### [WRITTEN TASK]
Output every line of the data exactly as it appears.

### [DATA EXCERPTS]
· · ·
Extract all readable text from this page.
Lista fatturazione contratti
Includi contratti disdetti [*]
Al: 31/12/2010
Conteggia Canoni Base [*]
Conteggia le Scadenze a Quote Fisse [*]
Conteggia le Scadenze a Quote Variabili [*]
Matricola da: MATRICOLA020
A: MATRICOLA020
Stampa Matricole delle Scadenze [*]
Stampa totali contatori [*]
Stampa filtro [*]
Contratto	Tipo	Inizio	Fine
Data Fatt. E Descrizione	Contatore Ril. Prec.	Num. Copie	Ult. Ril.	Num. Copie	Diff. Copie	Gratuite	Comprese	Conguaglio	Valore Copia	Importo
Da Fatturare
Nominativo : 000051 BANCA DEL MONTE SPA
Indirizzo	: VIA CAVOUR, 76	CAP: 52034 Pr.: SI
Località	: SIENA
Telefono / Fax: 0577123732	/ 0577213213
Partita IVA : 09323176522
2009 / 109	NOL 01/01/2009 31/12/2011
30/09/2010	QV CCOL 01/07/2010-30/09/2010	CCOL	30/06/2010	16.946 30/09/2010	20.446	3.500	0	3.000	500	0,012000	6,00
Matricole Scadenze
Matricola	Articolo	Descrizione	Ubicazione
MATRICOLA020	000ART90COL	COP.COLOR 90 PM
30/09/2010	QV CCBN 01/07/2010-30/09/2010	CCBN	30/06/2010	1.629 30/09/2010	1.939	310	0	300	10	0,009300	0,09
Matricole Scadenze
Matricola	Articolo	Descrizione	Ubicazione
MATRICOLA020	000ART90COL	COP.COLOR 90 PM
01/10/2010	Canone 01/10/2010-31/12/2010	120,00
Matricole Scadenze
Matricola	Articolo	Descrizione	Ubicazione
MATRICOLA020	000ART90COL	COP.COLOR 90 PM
· · ·
### [RESPONSE TO THE TASK]
Extract all readable text from this page.
Lista fatturazione contratti
Includi contratti disdetti [*]
Al: 31/12/2010
Conteggia Canoni Base [*]
Conteggia le Scadenze a Quote Fisse [*]
Conteggia le Scadenze a Quote Variabili [*]
Matricola da: MATRICOLA020
A: MATRICOLA020
Stampa Matricole delle Scadenze [*]
Stampa totali contatori [*]
Stampa filtro [*]
Contratto	Tipo	Inizio	Fine
Data Fatt. E Descrizione	Contatore Ril. Prec.	Num. Copie	Ult. Ril.	Num. Copie	Diff. Copie	Gratuite	Comprese	Conguaglio	Valore Copia	Importo
Da Fatturare
Nominativo : 000051 BANCA DEL MONTE SPA
Indirizzo	: VIA CAVOUR, 76	CAP: 52034 Pr.: SI
Località	: SIENA
Telefono / Fax: 0577123732	/ 0577213213
Partita IVA : 09323176522
2009 / 109	NOL 01/01/2009 31/12/2011
30/09/2010	QV CCOL 01/07/2010-30/09/2010	CCOL	30/06/2010	16.946 30/09/2010	20.446	3.500	0	3.000	500	0,012000	6,00
Matricole Scadenze
Matricola	Articolo	Descrizione	Ubicazione
MATRICOLA020	000ART90COL	COP.COLOR 90 PM
30/09/2010	QV CCBN 01/07/2010-30/09/2010	CCBN	30/06/2010	1.629 30/09/2010	1.939	310	0	300	10	0,009300	0,09
Matricole Scadenze
Matricola	Articolo	Descrizione	Ubicazione
MATRICOLA020	000ART90COL	COP.COLOR 90 PM
01/10/2010	Canone 01/10/2010-31/12/2010	120,00
Matricole Scadenze
Matricola	Articolo	Descrizione	Ubicazione
MATRICOLA020	000ART90COL	COP.COLOR 90 PM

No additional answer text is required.